## PROBLEM TO SOLVE
Copy out the listing that follows, exact in every word, and skip the images.

--- Start of RECORD LIST ---

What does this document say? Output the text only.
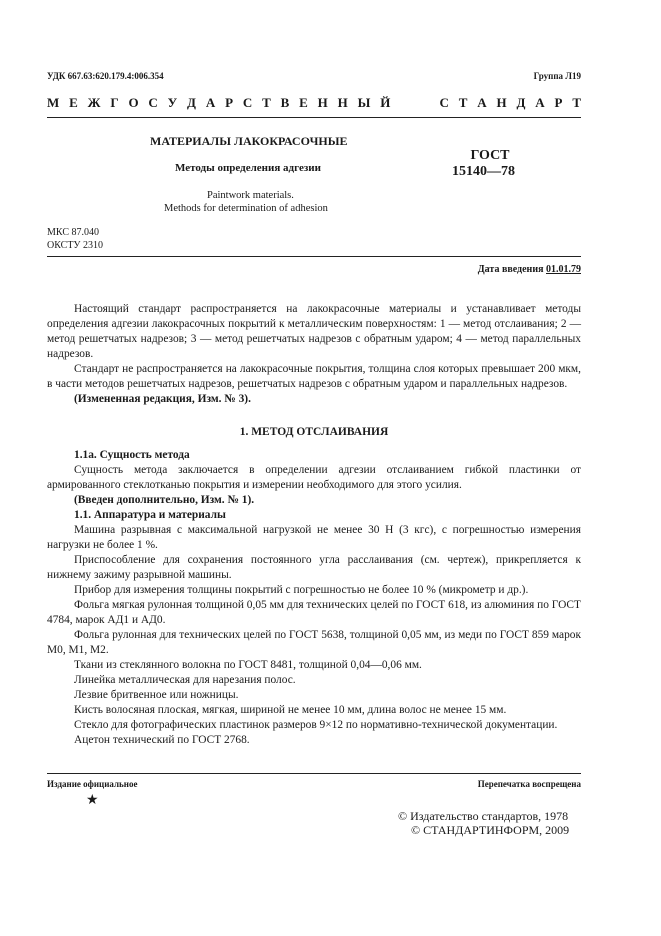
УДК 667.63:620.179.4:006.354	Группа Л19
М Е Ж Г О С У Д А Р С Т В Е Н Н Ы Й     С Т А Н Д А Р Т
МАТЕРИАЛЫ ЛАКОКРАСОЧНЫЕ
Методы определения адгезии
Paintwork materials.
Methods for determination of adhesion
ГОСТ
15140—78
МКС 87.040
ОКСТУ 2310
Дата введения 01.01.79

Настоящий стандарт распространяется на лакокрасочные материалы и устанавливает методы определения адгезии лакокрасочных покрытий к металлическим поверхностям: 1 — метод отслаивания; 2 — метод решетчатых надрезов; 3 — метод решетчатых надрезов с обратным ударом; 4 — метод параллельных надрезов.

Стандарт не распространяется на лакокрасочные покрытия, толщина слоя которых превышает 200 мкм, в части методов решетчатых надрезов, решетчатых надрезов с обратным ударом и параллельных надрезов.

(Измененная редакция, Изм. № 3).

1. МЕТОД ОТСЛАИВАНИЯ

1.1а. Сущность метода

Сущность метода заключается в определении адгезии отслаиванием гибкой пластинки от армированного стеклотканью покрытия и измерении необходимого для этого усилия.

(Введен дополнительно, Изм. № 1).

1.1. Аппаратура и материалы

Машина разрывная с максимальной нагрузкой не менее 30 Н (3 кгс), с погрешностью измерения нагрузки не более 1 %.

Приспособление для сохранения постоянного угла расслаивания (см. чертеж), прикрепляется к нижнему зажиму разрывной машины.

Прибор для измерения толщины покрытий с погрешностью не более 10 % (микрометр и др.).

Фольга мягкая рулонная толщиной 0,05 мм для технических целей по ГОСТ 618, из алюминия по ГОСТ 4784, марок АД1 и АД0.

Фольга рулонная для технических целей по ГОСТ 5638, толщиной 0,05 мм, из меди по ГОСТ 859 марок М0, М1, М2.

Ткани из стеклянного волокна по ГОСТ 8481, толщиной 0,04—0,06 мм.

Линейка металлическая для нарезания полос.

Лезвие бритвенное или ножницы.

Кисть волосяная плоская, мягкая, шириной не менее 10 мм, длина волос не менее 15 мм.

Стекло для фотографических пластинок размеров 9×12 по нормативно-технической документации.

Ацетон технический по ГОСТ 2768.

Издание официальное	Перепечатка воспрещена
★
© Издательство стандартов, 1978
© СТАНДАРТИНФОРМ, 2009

--- End of RECORD LIST ---

## EXERCISE ANSWER
What does this document say? Output the text only.
УДК 667.63:620.179.4:006.354	Группа Л19
М Е Ж Г О С У Д А Р С Т В Е Н Н Ы Й     С Т А Н Д А Р Т
МАТЕРИАЛЫ ЛАКОКРАСОЧНЫЕ
Методы определения адгезии
Paintwork materials.
Methods for determination of adhesion
ГОСТ
15140—78
МКС 87.040
ОКСТУ 2310
Дата введения 01.01.79

Настоящий стандарт распространяется на лакокрасочные материалы и устанавливает методы определения адгезии лакокрасочных покрытий к металлическим поверхностям: 1 — метод отслаивания; 2 — метод решетчатых надрезов; 3 — метод решетчатых надрезов с обратным ударом; 4 — метод параллельных надрезов.

Стандарт не распространяется на лакокрасочные покрытия, толщина слоя которых превышает 200 мкм, в части методов решетчатых надрезов, решетчатых надрезов с обратным ударом и параллельных надрезов.

(Измененная редакция, Изм. № 3).

1. МЕТОД ОТСЛАИВАНИЯ

1.1а. Сущность метода

Сущность метода заключается в определении адгезии отслаиванием гибкой пластинки от армированного стеклотканью покрытия и измерении необходимого для этого усилия.

(Введен дополнительно, Изм. № 1).

1.1. Аппаратура и материалы

Машина разрывная с максимальной нагрузкой не менее 30 Н (3 кгс), с погрешностью измерения нагрузки не более 1 %.

Приспособление для сохранения постоянного угла расслаивания (см. чертеж), прикрепляется к нижнему зажиму разрывной машины.

Прибор для измерения толщины покрытий с погрешностью не более 10 % (микрометр и др.).

Фольга мягкая рулонная толщиной 0,05 мм для технических целей по ГОСТ 618, из алюминия по ГОСТ 4784, марок АД1 и АД0.

Фольга рулонная для технических целей по ГОСТ 5638, толщиной 0,05 мм, из меди по ГОСТ 859 марок М0, М1, М2.

Ткани из стеклянного волокна по ГОСТ 8481, толщиной 0,04—0,06 мм.

Линейка металлическая для нарезания полос.

Лезвие бритвенное или ножницы.

Кисть волосяная плоская, мягкая, шириной не менее 10 мм, длина волос не менее 15 мм.

Стекло для фотографических пластинок размеров 9×12 по нормативно-технической документации.

Ацетон технический по ГОСТ 2768.

Издание официальное	Перепечатка воспрещена
★
© Издательство стандартов, 1978
© СТАНДАРТИНФОРМ, 2009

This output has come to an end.